> Petikan Teks
----------

Monday, 27 April 2009

Haruskah Musik Dangdut Punah?

Tadi siang (20/01/09), saya menonton tayangan infotainment SILET yang membahas tentang fenomena semakin tenggelamnya musik dangdut beberapa waktu belakangan ini.

Benarkah musik dangdut sudah kehilangan pangsa pasarnya?

Penilaian tersebut nampaknya tidak tepat seluruhnya dan terlalu cepat disampaikan sebagai sebuah bentuk kegelisahan masyarakat penyanyi serta musisi dangdut Indonesia semata. 

Alasannya, sepertinya kesimpulan tersebut tidak lengkap atau tidak didasarkan pada sejumlah faktor faktual yang bisa dijadikan bahan petunjuk untuk menjelaskan kenapa kesimpulan seperti itu.

Saya sendiri masih menemukan adanya pentas dangdut (khususnya skala resepsi pernikahan) yang menghadirkan sejumlah penyanyi dangdut. Meskipun banyak penyanyi dangdut itu bukanlah penyanyi terkenal, namun masih banyak mengundang animo masyarakat untuk menyaksikan aksi mereka.

Artinya, penilaian bahwa telah terjadi sebuah fenomena semakin tenggelamnya musik dangdut di Indonesia, hanya didasarkan pada tampilan on-air (di radio atau di televisi) serta peredaran kaset atau CD lagu-lagu dangdut.

Saya sendiri berpendapat, ada tiga faktor yang menyebabkan "seakan-akan" musik dangdut semakin tenggelam dalam perkembangan musik Indonesia, terutama karena sedang bangkitnya industri musik pop, yang sedang membanjiri pasaran penjualan dan pentas musik di Indonesia karena banyak bermunculannya band-band dan penyanyi baru, dimana mereka membawakan lagu-lagu yang dapat diterima telinga masyarakat pencinta atau pendengar musik di Indonesia. 
Adapun faktor-faktor tersebut :

Faktor pertama

Dalam beberapa bulan terakhir, memang telah terjadi penurunan grafik pendengar musik dangdut, yang disebabkan oleh turunnya produktifitas industri rekaman lagu-lagu dangdut beberapa waktu belakangan ini. Kondisi ini berbanding terbalik dengan angka penjualan kaset dan CD lagu-lagu pop, yang sedang mengalami peningkatan saat ini sedang membanjiri pasar.

Adanya penurunan angka produksi rekaman kaset serta CD secara drastis, kemungkinan besar terjadi karena berkurang atau tidak adanya lagu-lagu dangdut baru karya pencipta lagu dangdut yang dianggap layak untuk dijual ke masyarakat.

Seperti halnya kegiatan industri rekaman lagu-lagu beraliran pop, para pemilik label (dalam hal ini industri rekaman), tentunya mencari karya-karya cipta lagu dangdut yang memiliki nilai jual dan diharapkan bisa laku di pasaran. Sedangkan sebagai sebuah kegiatan industri, tentunya mereka menginginkan adanya keuntungan dari penjualan kaset serta CD yang mereka lakukan.

----------

> Arahan Tugas
• 1. Berdasarkan tulisan tentang musik dangdut, jelaskan dalam satu sampai tiga kalimat alasan penulis menganggap penilaian tentang semakin tenggelamnya musik dangdut tidak sepenuhnya tepat.
• 2. Teruskan tulisan tentang musik dangdut dengan menyusun bagian yang menyambung langsung dari kalimat terakhirnya.

Data anotasi tata letak
----------

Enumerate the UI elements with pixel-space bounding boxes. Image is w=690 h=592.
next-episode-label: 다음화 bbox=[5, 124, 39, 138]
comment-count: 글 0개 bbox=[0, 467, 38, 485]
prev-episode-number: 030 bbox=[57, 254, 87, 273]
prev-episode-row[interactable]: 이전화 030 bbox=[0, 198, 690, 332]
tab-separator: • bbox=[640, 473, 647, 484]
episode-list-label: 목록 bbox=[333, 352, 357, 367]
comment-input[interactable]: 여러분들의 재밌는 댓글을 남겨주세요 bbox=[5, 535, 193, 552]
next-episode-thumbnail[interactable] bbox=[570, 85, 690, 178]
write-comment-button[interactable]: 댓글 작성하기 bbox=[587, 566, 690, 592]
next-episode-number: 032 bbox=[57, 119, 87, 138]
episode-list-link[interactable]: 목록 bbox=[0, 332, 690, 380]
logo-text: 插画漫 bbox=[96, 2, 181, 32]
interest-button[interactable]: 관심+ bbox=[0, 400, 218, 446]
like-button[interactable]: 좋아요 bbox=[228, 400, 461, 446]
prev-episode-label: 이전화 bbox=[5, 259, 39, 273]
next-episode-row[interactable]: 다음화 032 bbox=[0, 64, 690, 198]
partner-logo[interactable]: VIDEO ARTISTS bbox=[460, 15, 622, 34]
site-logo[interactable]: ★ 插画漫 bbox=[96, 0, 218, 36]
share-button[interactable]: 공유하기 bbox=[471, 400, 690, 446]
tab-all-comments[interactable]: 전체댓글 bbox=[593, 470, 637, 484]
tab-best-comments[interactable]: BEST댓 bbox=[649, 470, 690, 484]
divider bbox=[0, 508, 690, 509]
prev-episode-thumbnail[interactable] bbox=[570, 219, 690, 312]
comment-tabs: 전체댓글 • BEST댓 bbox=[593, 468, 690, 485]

----------

> Hasil Pengerjaan
• 1. Penulis menilai kesimpulan itu tidak lengkap dan tidak didasarkan pada sejumlah faktor faktual yang dapat menjelaskannya. Penulis sendiri masih menemukan pentas dangdut, khususnya pada resepsi pernikahan, yang tetap menarik animo masyarakat meskipun banyak penyanyinya tidak terkenal. Karena itu, penilaian tersebut dianggap hanya bertumpu pada tampilan on-air di radio atau televisi serta peredaran kaset dan CD lagu-lagu dangdut.

• 2.
Nampaknya, para pencipta lagu dangdut sedang memasuki masa-masa jenuh, dimana mereka tidak dalam kondisi produktif untuk menciptakan karya lagu dangdut yang dapat diterima masyarakat, khususnya para pencinta lagu-lagu dangdut.

Kesimpulannya, kurangnya lagu baru karya cipta pencipta lagu dangdut, membuat produksi kaset atau CD lagu-lagu dangdut tidak dapat membanjiri pasaran sehingga terkesan ada fenomena semakin tenggelamnya dangdut dalam kancah musik nasional.

Faktor kedua

Maraknya sikap tidak simpatik yang ditunjukkan kalangan tertentu dan dipublikasikan media massa atas penampilan para penyanyi dangdut di pentas-pentas musik dangdut, membuat masyarakat kesulitan untuk mendapatkan hiburan musik dangdut.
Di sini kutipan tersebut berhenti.